__WHAT IS EXPECTED__: Rewrite every line of the material below as a numbered list, skipping blank lines and leaving the pictures out.

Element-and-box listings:
** BEGIN **
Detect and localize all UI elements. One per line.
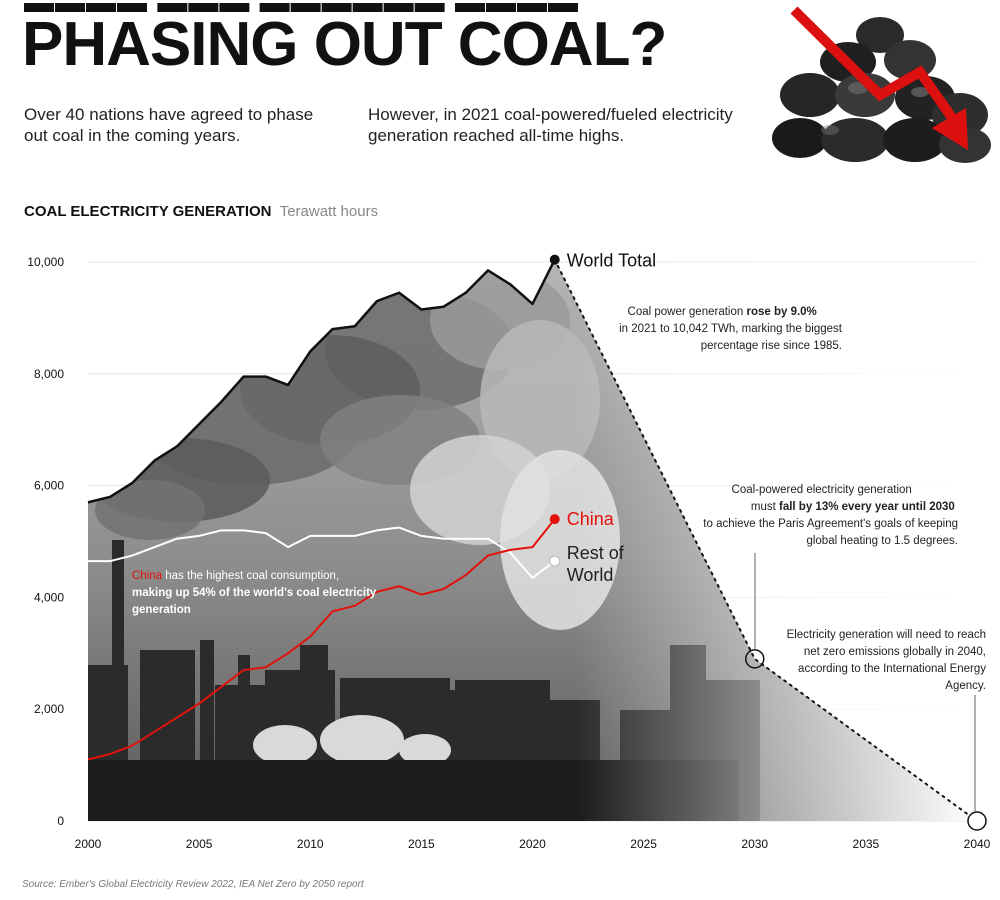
y-tick-label: 10,000 (27, 255, 64, 269)
world-note-bold: rose by 9.0% (746, 306, 816, 318)
chart-title-text: COAL ELECTRICITY GENERATION (24, 203, 272, 220)
intro-left-text: Over 40 nations have agreed to phase out… (24, 105, 314, 145)
milestone-2040-marker (967, 811, 987, 831)
world-note-pre: Coal power generation (628, 306, 747, 318)
annotations: Coal power generation rose by 9.0% in 20… (132, 306, 986, 692)
china-endpoint (549, 514, 560, 525)
world-total-line (87, 259, 556, 504)
annotation-line: net zero emissions globally in 2040, (804, 646, 986, 658)
cut-off-heading: ▬▬▬▬ ▬▬▬ ▬▬▬▬▬▬ ▬▬▬▬ (24, 0, 580, 19)
y-tick-label: 0 (57, 814, 64, 828)
background-fade (88, 262, 977, 821)
series-lines (87, 254, 987, 831)
series-labels: World Total China Rest of World (567, 251, 656, 585)
x-tick-label: 2005 (186, 837, 213, 851)
annotation-paris: Coal-powered electricity generation must… (703, 484, 958, 547)
rest-of-world-label: Rest of World (567, 543, 625, 585)
paris-note-line1: Coal-powered electricity generation (732, 484, 912, 496)
paris-note-bold: fall by 13% every year until 2030 (779, 501, 955, 513)
rest-of-world-line (88, 526, 556, 579)
y-tick-label: 2,000 (34, 702, 64, 716)
x-tick-label: 2035 (853, 837, 880, 851)
china-label: China (567, 509, 615, 529)
annotation-line: Electricity generation will need to reac… (787, 629, 986, 641)
x-axis-ticks: 2000 2005 2010 2015 2020 2025 2030 2035 2040 (75, 837, 991, 851)
milestone-2030-marker (745, 649, 765, 669)
x-tick-label: 2040 (964, 837, 991, 851)
annotation-line: percentage rise since 1985. (701, 340, 842, 352)
china-line (87, 518, 556, 761)
x-tick-label: 2000 (75, 837, 102, 851)
source-note: Source: Ember's Global Electricity Revie… (22, 879, 364, 890)
y-axis-ticks: 0 2,000 4,000 6,000 8,000 10,000 (27, 255, 64, 828)
intro-right-text: However, in 2021 coal-powered/fueled ele… (368, 105, 733, 145)
chart-unit: Terawatt hours (279, 203, 379, 220)
china-note-normal: has the highest coal consumption, (162, 570, 339, 582)
x-tick-label: 2030 (741, 837, 768, 851)
annotation-line: making up 54% of the world's coal electr… (132, 587, 377, 599)
x-tick-label: 2020 (519, 837, 546, 851)
annotation-connectors (754, 553, 976, 811)
annotation-line: to achieve the Paris Agreement's goals o… (703, 518, 958, 530)
annotation-line: generation (132, 604, 191, 616)
annotation-netzero: Electricity generation will need to reac… (787, 629, 987, 692)
x-tick-label: 2025 (630, 837, 657, 851)
arrow-head-icon (932, 108, 968, 150)
world-total-endpoint (549, 254, 560, 265)
annotation-line: according to the International Energy (798, 663, 986, 675)
world-total-label: World Total (567, 251, 656, 271)
annotation-line: global heating to 1.5 degrees. (806, 535, 958, 547)
chart-title: COAL ELECTRICITY GENERATION Terawatt hou… (24, 203, 378, 220)
coal-pile-image (772, 6, 991, 163)
rest-of-world-endpoint (549, 555, 561, 567)
down-arrow-icon (790, 6, 960, 125)
x-tick-label: 2015 (408, 837, 435, 851)
annotation-line: in 2021 to 10,042 TWh, marking the bigge… (619, 323, 843, 335)
china-note-red: China (132, 570, 163, 582)
x-tick-label: 2010 (297, 837, 324, 851)
y-tick-label: 4,000 (34, 590, 64, 604)
annotation-china: China has the highest coal consumption, … (132, 570, 377, 616)
y-tick-label: 6,000 (34, 479, 64, 493)
coal-generation-chart: 0 2,000 4,000 6,000 8,000 10,000 2000 2005 2010… (27, 251, 991, 851)
page-title: PHASING OUT COAL? (22, 10, 667, 79)
annotation-line: Agency. (945, 680, 986, 692)
paris-note-pre: must (751, 501, 779, 513)
annotation-world-2021: Coal power generation rose by 9.0% in 20… (619, 306, 843, 352)
y-tick-label: 8,000 (34, 367, 64, 381)
net-zero-pathway-line (553, 258, 978, 822)
coal-lumps (772, 17, 991, 163)
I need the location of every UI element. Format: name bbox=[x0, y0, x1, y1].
** END **
__CORRECT RESPONSE__:
1. Detect and localize all UI elements. One per line.
2. y-tick-label: 10,000 (27, 255, 64, 269)
3. world-note-bold: rose by 9.0% (746, 306, 816, 318)
4. chart-title-text: COAL ELECTRICITY GENERATION (24, 203, 272, 220)
5. intro-left-text: Over 40 nations have agreed to phase out… (24, 105, 314, 145)
6. milestone-2040-marker (967, 811, 987, 831)
7. world-note-pre: Coal power generation (628, 306, 747, 318)
8. annotations: Coal power generation rose by 9.0% in 20… (132, 306, 986, 692)
9. china-endpoint (549, 514, 560, 525)
10. world-total-line (87, 259, 556, 504)
11. annotation-line: net zero emissions globally in 2040, (804, 646, 986, 658)
12. cut-off-heading: ▬▬▬▬ ▬▬▬ ▬▬▬▬▬▬ ▬▬▬▬ (24, 0, 580, 19)
13. y-tick-label: 0 (57, 814, 64, 828)
14. background-fade (88, 262, 977, 821)
15. series-lines (87, 254, 987, 831)
16. series-labels: World Total China Rest of World (567, 251, 656, 585)
17. x-tick-label: 2005 (186, 837, 213, 851)
18. annotation-paris: Coal-powered electricity generation must… (703, 484, 958, 547)
19. rest-of-world-label: Rest of World (567, 543, 625, 585)
20. paris-note-line1: Coal-powered electricity generation (732, 484, 912, 496)
21. paris-note-bold: fall by 13% every year until 2030 (779, 501, 955, 513)
22. rest-of-world-line (88, 526, 556, 579)
23. y-tick-label: 2,000 (34, 702, 64, 716)
24. x-tick-label: 2035 (853, 837, 880, 851)
25. china-label: China (567, 509, 615, 529)
26. annotation-line: Electricity generation will need to reac… (787, 629, 986, 641)
27. x-axis-ticks: 2000 2005 2010 2015 2020 2025 2030 2035 2040 (75, 837, 991, 851)
28. milestone-2030-marker (745, 649, 765, 669)
29. x-tick-label: 2040 (964, 837, 991, 851)
30. annotation-line: percentage rise since 1985. (701, 340, 842, 352)
31. china-line (87, 518, 556, 761)
32. x-tick-label: 2000 (75, 837, 102, 851)
33. source-note: Source: Ember's Global Electricity Revie… (22, 879, 364, 890)
34. y-axis-ticks: 0 2,000 4,000 6,000 8,000 10,000 (27, 255, 64, 828)
35. intro-right-text: However, in 2021 coal-powered/fueled ele… (368, 105, 733, 145)
36. chart-unit: Terawatt hours (279, 203, 379, 220)
37. china-note-normal: has the highest coal consumption, (162, 570, 339, 582)
38. x-tick-label: 2030 (741, 837, 768, 851)
39. annotation-line: making up 54% of the world's coal electr… (132, 587, 377, 599)
40. x-tick-label: 2020 (519, 837, 546, 851)
41. annotation-connectors (754, 553, 976, 811)
42. annotation-line: to achieve the Paris Agreement's goals o… (703, 518, 958, 530)
43. annotation-line: generation (132, 604, 191, 616)
44. annotation-netzero: Electricity generation will need to reac… (787, 629, 987, 692)
45. x-tick-label: 2025 (630, 837, 657, 851)
46. arrow-head-icon (932, 108, 968, 150)
47. world-total-endpoint (549, 254, 560, 265)
48. annotation-line: according to the International Energy (798, 663, 986, 675)
49. world-total-label: World Total (567, 251, 656, 271)
50. annotation-line: global heating to 1.5 degrees. (806, 535, 958, 547)
51. chart-title: COAL ELECTRICITY GENERATION Terawatt hou… (24, 203, 378, 220)
52. coal-pile-image (772, 6, 991, 163)
53. rest-of-world-endpoint (549, 555, 561, 567)
54. down-arrow-icon (790, 6, 960, 125)
55. x-tick-label: 2015 (408, 837, 435, 851)
56. annotation-line: in 2021 to 10,042 TWh, marking the bigge… (619, 323, 843, 335)
57. china-note-red: China (132, 570, 163, 582)
58. x-tick-label: 2010 (297, 837, 324, 851)
59. y-tick-label: 4,000 (34, 590, 64, 604)
60. annotation-china: China has the highest coal consumption, … (132, 570, 377, 616)
61. y-tick-label: 6,000 (34, 479, 64, 493)
62. coal-generation-chart: 0 2,000 4,000 6,000 8,000 10,000 2000 2005 2010… (27, 251, 991, 851)
63. page-title: PHASING OUT COAL? (22, 10, 667, 79)
64. annotation-line: Agency. (945, 680, 986, 692)
65. paris-note-pre: must (751, 501, 779, 513)
66. annotation-world-2021: Coal power generation rose by 9.0% in 20… (619, 306, 843, 352)
67. y-tick-label: 8,000 (34, 367, 64, 381)
68. net-zero-pathway-line (553, 258, 978, 822)
69. coal-lumps (772, 17, 991, 163)
70. I need the location of every UI element. Format: name bbox=[x0, y0, x1, y1].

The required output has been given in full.